| EXERCISE AIM |
The output has to be the full set of records, reproduced exactly, minus any picture.

Items listed in a dataset
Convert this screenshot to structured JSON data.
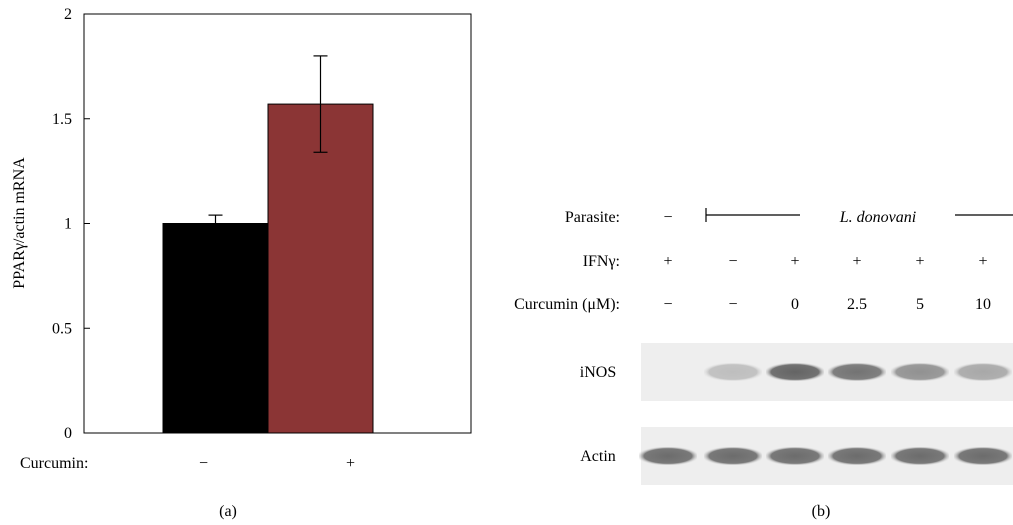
{
  "chart_data": {
    "type": "bar",
    "ylabel": "PPARγ/actin mRNA",
    "ylim": [
      0,
      2
    ],
    "yticks": [
      0,
      0.5,
      1,
      1.5,
      2
    ],
    "ytick_labels": [
      "0",
      "0.5",
      "1",
      "1.5",
      "2"
    ],
    "x_row_label": "Curcumin:",
    "categories": [
      "−",
      "+"
    ],
    "values": [
      1.0,
      1.57
    ],
    "errors": [
      0.04,
      0.23
    ],
    "colors": [
      "#000000",
      "#8b3535"
    ],
    "grid": false,
    "panel_label": "(a)"
  },
  "blot": {
    "panel_label": "(b)",
    "parasite_label": "Parasite:",
    "parasite_lane1": "−",
    "parasite_span_label": "L. donovani",
    "ifn_label": "IFNγ:",
    "ifn_values": [
      "+",
      "−",
      "+",
      "+",
      "+",
      "+"
    ],
    "curcumin_label": "Curcumin (μM):",
    "curcumin_values": [
      "−",
      "−",
      "0",
      "2.5",
      "5",
      "10"
    ],
    "bands": [
      {
        "name": "iNOS",
        "intensities": [
          0.0,
          0.3,
          0.9,
          0.8,
          0.6,
          0.45
        ]
      },
      {
        "name": "Actin",
        "intensities": [
          0.85,
          0.85,
          0.85,
          0.85,
          0.85,
          0.85
        ]
      }
    ]
  }
}
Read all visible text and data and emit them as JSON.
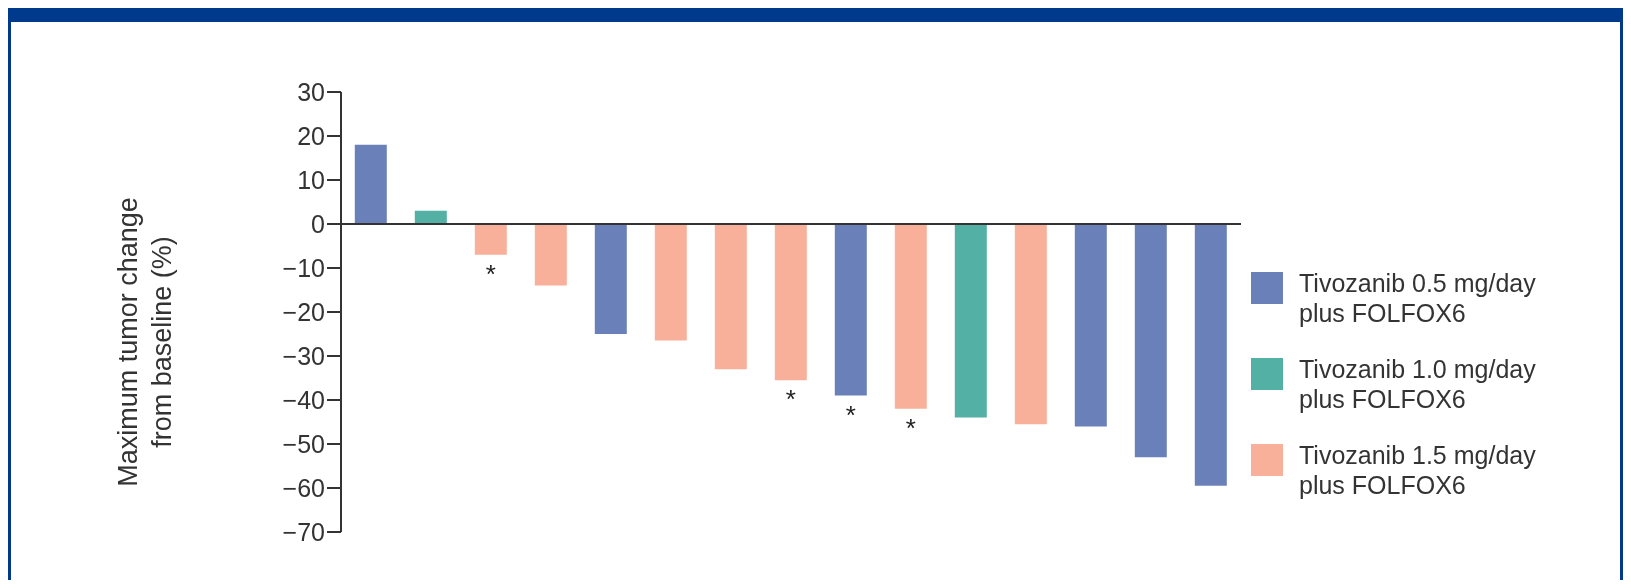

| EXERCISE OUTPUT |
Convert this screenshot to structured JSON data.
{
  "chart_data": {
    "type": "bar",
    "ylabel": "PPARγ/actin mRNA",
    "ylim": [
      0,
      2
    ],
    "yticks": [
      0,
      0.5,
      1,
      1.5,
      2
    ],
    "ytick_labels": [
      "0",
      "0.5",
      "1",
      "1.5",
      "2"
    ],
    "x_row_label": "Curcumin:",
    "categories": [
      "−",
      "+"
    ],
    "values": [
      1.0,
      1.57
    ],
    "errors": [
      0.04,
      0.23
    ],
    "colors": [
      "#000000",
      "#8b3535"
    ],
    "grid": false,
    "panel_label": "(a)"
  },
  "blot": {
    "panel_label": "(b)",
    "parasite_label": "Parasite:",
    "parasite_lane1": "−",
    "parasite_span_label": "L. donovani",
    "ifn_label": "IFNγ:",
    "ifn_values": [
      "+",
      "−",
      "+",
      "+",
      "+",
      "+"
    ],
    "curcumin_label": "Curcumin (μM):",
    "curcumin_values": [
      "−",
      "−",
      "0",
      "2.5",
      "5",
      "10"
    ],
    "bands": [
      {
        "name": "iNOS",
        "intensities": [
          0.0,
          0.3,
          0.9,
          0.8,
          0.6,
          0.45
        ]
      },
      {
        "name": "Actin",
        "intensities": [
          0.85,
          0.85,
          0.85,
          0.85,
          0.85,
          0.85
        ]
      }
    ]
  }
}
Read all visible text and data and emit them as JSON.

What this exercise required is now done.